Comment la gauche peut redevenir hollandaise

C’est reparti, ça reparle. À bas de bruit. Sans effets de manches ni communiqués de victoire. Modeste, modeste… C’est le climat du moment. Surtout ne pas se vanter. Si les gauches avancent à nouveau, c’est à petits pas, tels ces grands malades à qui il faut d’abord réapprendre à marcher avant de pouvoir courir à nouveau. Lundi, une délégation du PS, conduite par son premier secrétaire, Jean-Christophe Cambadélis, a été reçue place du colonel Fabien. Pas de quoi faire un «urgent» sur le fil AFP. N’empêche qu’il y a quelques semaines à peine, c’est le même PC qui avait demandé à ses députés de voter la motion de censure déposée par la droite contre la loi Macron. Aujourd’hui, on rouvre, de part de d’autre, des dossiers bien moins explosifs. Celui des régionales notamment et quand la direction communiste évoque, du bout de lèvres, la possibilité d’accords «défensifs», les derniers «fabienologues» de la création savent bien ce que cela signifie. C’est comme aux cartes quand on demande à voir. Cela veut surtout dire qu’autour de la table, la partie continue…

Avec les Verts, elle se poursuit aussi. Sans tapage. Quand les principaux responsables écolos et socialistes se sont rencontrés, au lendemain des élections départementales, ils ont convenus de mettre en place trois groupes de travail afin qu’ils se mettent d’accord, pour commencer, sur la liste… de leurs désaccords. «Problématiques économiques et sociales», «enjeux environnementaux», «construction d’une République nouvelle» : sur de telles bases, il y a de quoi faire. Mais là encore, l’essentiel est d’abord d’échanger. Sur le fond, cela va de soi… L’idée est de publier avant l’été un premier document de synthèse. En attendant mieux! Chez les socialistes, on n’a pas manqué de noter qu’au sein des dits groupes, toutes les tendances de la maison verte, mêmes les plus hostiles à leur égard, avaient tenu à être représentées. Ce qui, par les temps qui courent, est déjà un petit exploit.

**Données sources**
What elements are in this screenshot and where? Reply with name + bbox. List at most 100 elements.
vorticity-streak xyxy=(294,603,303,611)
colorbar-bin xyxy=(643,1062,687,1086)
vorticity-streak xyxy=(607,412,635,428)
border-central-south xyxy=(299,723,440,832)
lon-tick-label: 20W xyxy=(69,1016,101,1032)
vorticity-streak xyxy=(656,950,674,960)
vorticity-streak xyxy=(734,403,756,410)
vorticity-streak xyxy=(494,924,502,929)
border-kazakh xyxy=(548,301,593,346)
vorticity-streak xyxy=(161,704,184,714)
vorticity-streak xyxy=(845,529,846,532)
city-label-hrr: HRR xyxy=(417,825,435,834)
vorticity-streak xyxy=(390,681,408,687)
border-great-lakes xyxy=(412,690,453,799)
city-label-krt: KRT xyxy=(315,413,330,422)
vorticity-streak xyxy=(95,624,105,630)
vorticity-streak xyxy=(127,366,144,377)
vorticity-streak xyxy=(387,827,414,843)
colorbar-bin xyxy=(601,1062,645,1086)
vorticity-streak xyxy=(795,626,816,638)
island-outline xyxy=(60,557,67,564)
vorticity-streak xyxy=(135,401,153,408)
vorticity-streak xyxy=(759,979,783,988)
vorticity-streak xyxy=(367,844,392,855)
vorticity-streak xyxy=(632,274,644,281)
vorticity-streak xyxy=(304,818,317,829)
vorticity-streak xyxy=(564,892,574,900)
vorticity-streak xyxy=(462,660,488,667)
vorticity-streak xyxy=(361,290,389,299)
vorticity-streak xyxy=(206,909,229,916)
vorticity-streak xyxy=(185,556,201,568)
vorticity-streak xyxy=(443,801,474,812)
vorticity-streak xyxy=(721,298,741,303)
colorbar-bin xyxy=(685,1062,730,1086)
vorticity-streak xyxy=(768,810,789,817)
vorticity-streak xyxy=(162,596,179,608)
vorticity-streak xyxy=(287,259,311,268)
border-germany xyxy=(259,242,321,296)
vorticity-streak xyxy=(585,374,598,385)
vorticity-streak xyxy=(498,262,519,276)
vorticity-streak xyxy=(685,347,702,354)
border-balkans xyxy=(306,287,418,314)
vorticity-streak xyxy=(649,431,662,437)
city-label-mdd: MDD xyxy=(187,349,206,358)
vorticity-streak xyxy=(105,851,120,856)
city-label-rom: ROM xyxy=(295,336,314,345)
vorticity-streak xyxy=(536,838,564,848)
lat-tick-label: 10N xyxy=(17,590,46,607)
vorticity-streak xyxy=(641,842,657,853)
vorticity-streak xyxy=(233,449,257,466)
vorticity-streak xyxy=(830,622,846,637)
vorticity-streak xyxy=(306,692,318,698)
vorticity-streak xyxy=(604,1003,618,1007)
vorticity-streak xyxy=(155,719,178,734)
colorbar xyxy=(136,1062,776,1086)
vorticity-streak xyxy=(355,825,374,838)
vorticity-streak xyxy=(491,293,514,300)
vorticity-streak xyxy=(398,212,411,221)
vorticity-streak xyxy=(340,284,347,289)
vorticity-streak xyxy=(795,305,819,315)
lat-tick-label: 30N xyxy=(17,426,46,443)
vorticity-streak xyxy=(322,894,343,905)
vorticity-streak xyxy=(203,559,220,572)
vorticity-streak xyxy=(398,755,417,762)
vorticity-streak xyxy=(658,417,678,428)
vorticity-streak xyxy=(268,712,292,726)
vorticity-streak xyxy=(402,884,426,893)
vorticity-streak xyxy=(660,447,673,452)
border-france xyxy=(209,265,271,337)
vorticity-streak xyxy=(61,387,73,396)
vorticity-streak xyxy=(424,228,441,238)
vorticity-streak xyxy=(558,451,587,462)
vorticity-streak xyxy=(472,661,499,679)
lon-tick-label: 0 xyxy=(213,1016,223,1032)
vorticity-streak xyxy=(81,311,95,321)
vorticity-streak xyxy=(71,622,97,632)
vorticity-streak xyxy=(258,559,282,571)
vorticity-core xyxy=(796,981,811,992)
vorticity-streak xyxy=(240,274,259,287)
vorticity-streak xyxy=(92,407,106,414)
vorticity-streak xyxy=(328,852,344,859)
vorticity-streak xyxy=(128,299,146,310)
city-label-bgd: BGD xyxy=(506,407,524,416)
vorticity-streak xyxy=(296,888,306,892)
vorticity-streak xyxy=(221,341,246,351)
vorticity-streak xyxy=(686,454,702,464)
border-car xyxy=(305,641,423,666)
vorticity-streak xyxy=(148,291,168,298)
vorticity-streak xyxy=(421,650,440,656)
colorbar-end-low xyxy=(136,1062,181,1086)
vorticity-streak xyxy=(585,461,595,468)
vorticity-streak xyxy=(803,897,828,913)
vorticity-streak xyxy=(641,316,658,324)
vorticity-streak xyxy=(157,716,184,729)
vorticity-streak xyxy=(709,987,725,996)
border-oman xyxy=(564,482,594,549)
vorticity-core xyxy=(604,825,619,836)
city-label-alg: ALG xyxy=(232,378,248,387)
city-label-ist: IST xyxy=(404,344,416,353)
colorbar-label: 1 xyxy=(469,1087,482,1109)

**Objectif**
Extrayez de l'article, s'il vous plaît, le passage compris entre « Avec les Verts, elle » et « un petit exploit. », ces deux bornes incluses. Ce matériau est sans rapport avec l'article.

**Réponse**
Avec les Verts, elle se poursuit aussi. Sans tapage. Quand les principaux responsables écolos et socialistes se sont rencontrés, au lendemain des élections départementales, ils ont convenus de mettre en place trois groupes de travail afin qu’ils se mettent d’accord, pour commencer, sur la liste… de leurs désaccords. «Problématiques économiques et sociales», «enjeux environnementaux», «construction d’une République nouvelle» : sur de telles bases, il y a de quoi faire. Mais là encore, l’essentiel est d’abord d’échanger. Sur le fond, cela va de soi… L’idée est de publier avant l’été un premier document de synthèse. En attendant mieux! Chez les socialistes, on n’a pas manqué de noter qu’au sein des dits groupes, toutes les tendances de la maison verte, mêmes les plus hostiles à leur égard, avaient tenu à être représentées. Ce qui, par les temps qui courent, est déjà un petit exploit.